CodingProgrammer commented 2 years ago

思路

模拟

代码

class Solution {
    public int numberOfRounds(String startTime, String finishTime) {
        int startMM = Integer.parseInt(startTime.substring(0,2)) * 60 + Integer.parseInt(startTime.substring(3));
        int finishMM = Integer.parseInt(finishTime.substring(0,2)) * 60 + Integer.parseInt(finishTime.substring(3));
        if (startMM > finishMM) {
            finishMM += 1440;
        }
        finishMM = finishMM/15*15;
        return Math.max(0,finishMM-startMM)/15;
    }
}

复杂度

Time: O(1)
Space: O(1)

■ 数据摘录

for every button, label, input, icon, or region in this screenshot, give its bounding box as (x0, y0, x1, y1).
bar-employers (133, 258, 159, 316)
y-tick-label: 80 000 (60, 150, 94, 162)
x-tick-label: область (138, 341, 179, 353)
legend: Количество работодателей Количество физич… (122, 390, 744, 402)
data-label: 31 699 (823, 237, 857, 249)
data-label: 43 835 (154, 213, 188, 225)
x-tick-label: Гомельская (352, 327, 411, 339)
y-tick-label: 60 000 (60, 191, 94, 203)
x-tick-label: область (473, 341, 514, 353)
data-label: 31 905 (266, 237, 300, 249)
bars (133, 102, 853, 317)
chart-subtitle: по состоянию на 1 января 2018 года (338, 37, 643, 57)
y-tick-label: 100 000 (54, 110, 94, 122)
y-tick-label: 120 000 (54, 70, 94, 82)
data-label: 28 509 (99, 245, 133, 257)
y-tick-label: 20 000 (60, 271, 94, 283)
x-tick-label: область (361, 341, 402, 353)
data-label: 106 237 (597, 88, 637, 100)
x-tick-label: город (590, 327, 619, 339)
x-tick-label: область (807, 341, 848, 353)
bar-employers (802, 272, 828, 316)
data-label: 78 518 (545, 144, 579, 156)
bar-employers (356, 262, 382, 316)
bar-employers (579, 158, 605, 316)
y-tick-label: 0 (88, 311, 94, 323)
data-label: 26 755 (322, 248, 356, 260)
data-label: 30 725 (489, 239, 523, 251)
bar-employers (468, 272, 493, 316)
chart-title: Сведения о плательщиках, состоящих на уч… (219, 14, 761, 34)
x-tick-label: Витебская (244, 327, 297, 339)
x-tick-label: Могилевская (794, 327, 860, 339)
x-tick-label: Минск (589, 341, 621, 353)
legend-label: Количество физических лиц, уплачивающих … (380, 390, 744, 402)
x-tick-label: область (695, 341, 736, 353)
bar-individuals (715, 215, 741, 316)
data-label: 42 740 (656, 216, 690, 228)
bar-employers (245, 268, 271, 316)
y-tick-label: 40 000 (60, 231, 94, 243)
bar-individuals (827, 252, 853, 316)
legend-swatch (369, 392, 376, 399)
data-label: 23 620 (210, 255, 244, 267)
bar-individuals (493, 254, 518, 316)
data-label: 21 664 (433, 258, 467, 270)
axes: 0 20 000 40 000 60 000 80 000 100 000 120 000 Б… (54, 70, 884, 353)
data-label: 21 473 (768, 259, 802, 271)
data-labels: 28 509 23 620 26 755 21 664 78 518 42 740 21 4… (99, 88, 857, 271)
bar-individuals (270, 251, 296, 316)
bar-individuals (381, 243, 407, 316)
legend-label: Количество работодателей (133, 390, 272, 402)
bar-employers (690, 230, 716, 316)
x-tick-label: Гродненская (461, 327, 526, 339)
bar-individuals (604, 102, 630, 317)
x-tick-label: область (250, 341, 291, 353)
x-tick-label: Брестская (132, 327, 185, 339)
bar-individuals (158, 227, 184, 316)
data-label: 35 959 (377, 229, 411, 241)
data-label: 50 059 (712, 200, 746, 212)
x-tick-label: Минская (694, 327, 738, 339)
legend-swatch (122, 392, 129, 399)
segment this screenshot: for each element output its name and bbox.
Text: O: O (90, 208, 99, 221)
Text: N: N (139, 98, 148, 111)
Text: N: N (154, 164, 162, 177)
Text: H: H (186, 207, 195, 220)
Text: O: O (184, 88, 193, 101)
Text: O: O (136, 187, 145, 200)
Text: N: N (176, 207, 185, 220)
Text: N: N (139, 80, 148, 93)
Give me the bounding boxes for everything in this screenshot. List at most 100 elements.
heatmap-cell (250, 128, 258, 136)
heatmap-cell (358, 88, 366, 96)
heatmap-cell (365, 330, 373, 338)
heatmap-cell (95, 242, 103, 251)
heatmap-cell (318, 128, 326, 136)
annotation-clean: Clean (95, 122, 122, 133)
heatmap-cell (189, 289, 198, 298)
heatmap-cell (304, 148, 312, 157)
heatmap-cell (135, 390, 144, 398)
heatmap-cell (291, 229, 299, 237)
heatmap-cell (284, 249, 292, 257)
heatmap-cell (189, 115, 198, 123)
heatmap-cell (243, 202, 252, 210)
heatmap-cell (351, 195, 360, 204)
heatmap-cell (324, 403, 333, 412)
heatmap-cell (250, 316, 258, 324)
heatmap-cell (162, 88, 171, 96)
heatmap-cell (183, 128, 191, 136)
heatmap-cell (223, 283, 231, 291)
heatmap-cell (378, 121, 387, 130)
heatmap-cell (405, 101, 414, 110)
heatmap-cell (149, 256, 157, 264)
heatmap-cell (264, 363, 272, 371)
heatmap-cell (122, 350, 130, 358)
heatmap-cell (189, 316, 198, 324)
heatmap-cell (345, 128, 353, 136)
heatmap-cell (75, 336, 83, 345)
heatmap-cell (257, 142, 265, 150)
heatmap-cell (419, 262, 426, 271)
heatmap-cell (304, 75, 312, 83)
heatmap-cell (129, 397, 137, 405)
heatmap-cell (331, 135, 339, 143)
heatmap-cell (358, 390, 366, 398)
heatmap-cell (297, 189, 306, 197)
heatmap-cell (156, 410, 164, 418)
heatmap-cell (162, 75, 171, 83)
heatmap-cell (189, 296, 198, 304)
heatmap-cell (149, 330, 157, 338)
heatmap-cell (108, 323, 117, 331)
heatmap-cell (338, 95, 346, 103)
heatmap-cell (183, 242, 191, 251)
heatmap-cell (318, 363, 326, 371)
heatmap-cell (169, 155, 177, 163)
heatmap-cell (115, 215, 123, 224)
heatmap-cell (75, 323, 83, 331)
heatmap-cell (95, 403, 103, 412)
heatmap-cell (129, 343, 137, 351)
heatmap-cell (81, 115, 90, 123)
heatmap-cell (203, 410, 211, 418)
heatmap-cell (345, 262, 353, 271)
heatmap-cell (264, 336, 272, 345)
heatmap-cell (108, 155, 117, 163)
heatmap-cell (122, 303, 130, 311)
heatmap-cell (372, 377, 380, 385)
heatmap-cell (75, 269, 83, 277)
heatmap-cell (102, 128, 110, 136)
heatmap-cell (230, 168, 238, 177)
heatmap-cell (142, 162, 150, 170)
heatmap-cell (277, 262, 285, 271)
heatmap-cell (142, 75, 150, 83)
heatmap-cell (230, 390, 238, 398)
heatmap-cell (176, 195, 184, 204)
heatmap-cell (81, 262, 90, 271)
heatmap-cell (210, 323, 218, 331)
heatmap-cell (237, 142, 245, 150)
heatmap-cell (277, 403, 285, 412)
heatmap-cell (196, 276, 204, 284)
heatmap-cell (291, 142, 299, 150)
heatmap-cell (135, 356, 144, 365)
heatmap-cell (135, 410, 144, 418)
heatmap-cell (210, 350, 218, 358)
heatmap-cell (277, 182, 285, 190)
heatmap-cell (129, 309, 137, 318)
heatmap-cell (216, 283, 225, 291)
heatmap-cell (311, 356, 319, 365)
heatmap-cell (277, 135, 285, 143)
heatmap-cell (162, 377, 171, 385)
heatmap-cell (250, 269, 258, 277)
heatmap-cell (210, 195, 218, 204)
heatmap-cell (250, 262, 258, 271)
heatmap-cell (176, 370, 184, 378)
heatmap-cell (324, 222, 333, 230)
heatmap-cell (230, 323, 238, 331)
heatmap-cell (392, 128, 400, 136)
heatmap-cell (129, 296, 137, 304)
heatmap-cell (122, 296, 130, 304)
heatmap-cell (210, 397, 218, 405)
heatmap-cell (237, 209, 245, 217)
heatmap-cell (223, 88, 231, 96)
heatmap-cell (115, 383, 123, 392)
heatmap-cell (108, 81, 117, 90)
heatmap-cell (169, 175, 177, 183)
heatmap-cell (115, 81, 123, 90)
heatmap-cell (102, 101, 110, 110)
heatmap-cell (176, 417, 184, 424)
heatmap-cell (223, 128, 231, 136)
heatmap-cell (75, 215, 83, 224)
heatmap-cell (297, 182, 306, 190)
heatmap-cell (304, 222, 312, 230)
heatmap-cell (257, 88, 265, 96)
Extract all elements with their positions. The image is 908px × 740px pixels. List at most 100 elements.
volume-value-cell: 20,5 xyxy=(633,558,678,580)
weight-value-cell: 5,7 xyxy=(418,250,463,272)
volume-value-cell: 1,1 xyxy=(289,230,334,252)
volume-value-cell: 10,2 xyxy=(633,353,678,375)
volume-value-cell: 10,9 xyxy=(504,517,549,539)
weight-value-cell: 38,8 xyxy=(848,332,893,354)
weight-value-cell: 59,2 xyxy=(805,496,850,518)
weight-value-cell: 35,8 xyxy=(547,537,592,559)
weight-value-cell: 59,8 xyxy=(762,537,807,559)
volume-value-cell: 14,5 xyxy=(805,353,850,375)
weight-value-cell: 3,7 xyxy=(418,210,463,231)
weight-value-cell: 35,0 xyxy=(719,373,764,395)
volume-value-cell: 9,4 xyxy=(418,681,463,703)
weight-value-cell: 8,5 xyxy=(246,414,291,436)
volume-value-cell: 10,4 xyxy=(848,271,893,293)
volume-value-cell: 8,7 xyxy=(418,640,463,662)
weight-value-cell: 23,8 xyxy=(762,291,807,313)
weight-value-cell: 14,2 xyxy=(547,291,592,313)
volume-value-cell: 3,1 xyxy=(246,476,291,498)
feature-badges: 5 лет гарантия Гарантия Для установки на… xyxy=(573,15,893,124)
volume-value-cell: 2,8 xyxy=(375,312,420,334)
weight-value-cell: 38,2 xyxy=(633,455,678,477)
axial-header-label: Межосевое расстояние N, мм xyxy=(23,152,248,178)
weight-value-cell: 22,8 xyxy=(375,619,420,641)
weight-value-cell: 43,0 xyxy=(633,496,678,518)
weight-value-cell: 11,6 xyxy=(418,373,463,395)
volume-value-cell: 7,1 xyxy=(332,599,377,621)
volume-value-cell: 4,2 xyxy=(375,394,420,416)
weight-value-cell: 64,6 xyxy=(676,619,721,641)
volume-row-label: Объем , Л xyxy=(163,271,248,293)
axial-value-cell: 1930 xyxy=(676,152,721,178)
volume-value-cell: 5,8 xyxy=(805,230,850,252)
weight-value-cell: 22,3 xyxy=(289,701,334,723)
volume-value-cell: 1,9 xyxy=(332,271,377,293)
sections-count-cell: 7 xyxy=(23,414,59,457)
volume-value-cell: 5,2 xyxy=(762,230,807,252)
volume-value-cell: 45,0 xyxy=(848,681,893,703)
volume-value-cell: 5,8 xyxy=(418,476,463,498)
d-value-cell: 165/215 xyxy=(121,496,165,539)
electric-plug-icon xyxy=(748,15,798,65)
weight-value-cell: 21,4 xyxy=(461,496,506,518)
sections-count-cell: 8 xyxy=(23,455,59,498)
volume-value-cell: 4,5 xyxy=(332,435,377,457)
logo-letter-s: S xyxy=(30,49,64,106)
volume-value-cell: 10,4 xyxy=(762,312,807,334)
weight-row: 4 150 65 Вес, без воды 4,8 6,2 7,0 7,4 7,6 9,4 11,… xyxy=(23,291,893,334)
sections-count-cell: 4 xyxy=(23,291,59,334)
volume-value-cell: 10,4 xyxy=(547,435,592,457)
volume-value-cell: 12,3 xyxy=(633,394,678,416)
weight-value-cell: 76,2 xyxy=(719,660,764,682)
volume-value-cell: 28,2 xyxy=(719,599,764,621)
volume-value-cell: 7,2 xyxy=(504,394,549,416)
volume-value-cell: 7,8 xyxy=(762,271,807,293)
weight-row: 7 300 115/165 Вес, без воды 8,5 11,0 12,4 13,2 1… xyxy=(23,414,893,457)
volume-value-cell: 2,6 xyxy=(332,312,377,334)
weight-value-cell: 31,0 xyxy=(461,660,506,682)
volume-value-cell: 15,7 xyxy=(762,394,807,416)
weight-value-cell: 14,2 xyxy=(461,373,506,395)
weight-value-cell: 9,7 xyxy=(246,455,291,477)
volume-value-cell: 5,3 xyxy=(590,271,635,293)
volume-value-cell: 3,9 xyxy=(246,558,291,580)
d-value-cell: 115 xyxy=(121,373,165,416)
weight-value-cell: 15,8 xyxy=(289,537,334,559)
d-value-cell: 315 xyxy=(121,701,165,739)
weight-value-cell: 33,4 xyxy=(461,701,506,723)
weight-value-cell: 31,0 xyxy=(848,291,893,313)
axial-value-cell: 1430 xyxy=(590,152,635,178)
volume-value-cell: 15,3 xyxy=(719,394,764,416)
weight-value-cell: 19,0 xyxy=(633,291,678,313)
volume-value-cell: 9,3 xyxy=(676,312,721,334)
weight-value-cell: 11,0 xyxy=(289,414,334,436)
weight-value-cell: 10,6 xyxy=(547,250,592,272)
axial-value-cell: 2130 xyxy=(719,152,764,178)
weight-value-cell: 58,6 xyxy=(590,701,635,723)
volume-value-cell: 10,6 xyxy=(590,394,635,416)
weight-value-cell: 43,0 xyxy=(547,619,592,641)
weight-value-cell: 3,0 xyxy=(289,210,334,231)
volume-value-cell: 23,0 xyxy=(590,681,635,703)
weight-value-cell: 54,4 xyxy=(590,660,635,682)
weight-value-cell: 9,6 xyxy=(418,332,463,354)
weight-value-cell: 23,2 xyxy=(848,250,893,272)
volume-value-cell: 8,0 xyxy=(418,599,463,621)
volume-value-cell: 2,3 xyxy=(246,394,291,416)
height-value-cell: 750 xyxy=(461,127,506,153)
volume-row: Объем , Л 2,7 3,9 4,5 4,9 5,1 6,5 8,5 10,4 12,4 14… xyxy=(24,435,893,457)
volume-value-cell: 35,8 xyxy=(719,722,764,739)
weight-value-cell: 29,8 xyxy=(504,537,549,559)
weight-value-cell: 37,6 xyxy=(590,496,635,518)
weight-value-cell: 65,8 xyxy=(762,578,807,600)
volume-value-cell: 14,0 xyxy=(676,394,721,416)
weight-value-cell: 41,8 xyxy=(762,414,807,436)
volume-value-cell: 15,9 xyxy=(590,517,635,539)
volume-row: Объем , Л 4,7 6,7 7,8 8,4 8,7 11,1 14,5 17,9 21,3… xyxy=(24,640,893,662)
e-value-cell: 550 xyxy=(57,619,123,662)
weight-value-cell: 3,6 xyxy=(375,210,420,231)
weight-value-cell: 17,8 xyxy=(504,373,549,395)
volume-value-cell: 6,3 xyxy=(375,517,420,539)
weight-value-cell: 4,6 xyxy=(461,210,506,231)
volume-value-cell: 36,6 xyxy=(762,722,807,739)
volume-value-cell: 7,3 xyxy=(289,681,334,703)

■ 练习题目
(1) 用两句话概括这段代码题解讲了什么。
(2) 请接着这段代码题解往下写。

■ 参考答案
(1) 这段题解用模拟的思路：先把开始和结束时间都换算成分钟数，开始比结束晚的话就给结束时间加上1440，接着把结束时间往下取到15的倍数，最后把两者相减（小于0时按0算）再除以15。它的时间复杂度和空间复杂度都是O(1)。

(2)
shamworld commented 2 years ago

var numberOfRounds = function(startTime, finishTime) {
    //将时间拆成数组
   let start=startTime.split(":").map(Number);
   let finish=finishTime.split(":").map(Number);
    //时间转换成分钟
   let startMM=start[0]*60+start[1];
   let finishMM=finish[0]*60+finish[1];
    //结束时间小于开始时间，通宵加一天60*24
   if(startMM>finishMM)finishMM+=1440;
   return Math.max(0,Math.floor(finishMM/15)-Math.ceil(startMM/15))
};

devosend commented 2 years ago

代码

class Solution:
    def numberOfRounds(self, loginTime: str, logoutTime: str) -> int:

        login_h, login_m = int(loginTime[:2]), int(loginTime[3:])
        logout_h, logout_m = int(logoutTime[:2]), int(logoutTime[3:])

        login = login_h*60 + login_m
        logout = logout_h*60 + logout_m 

        logout = logout+24*60 if logout < login else logout

        login += (15-login%15) if login%15 != 0 else 0
        logout-=logout%15

        time_diff = logout-login

        return max(time_diff//15, 0)

复杂度分析

时间复杂度：O(1)
空间复杂度：O(1)

iambigchen commented 2 years ago

思路

分别对开始时间的分钟数，和结束时间的分钟数做处理。开始时间分钟数如果没有到15，按15算。结束时间分钟数则反过来。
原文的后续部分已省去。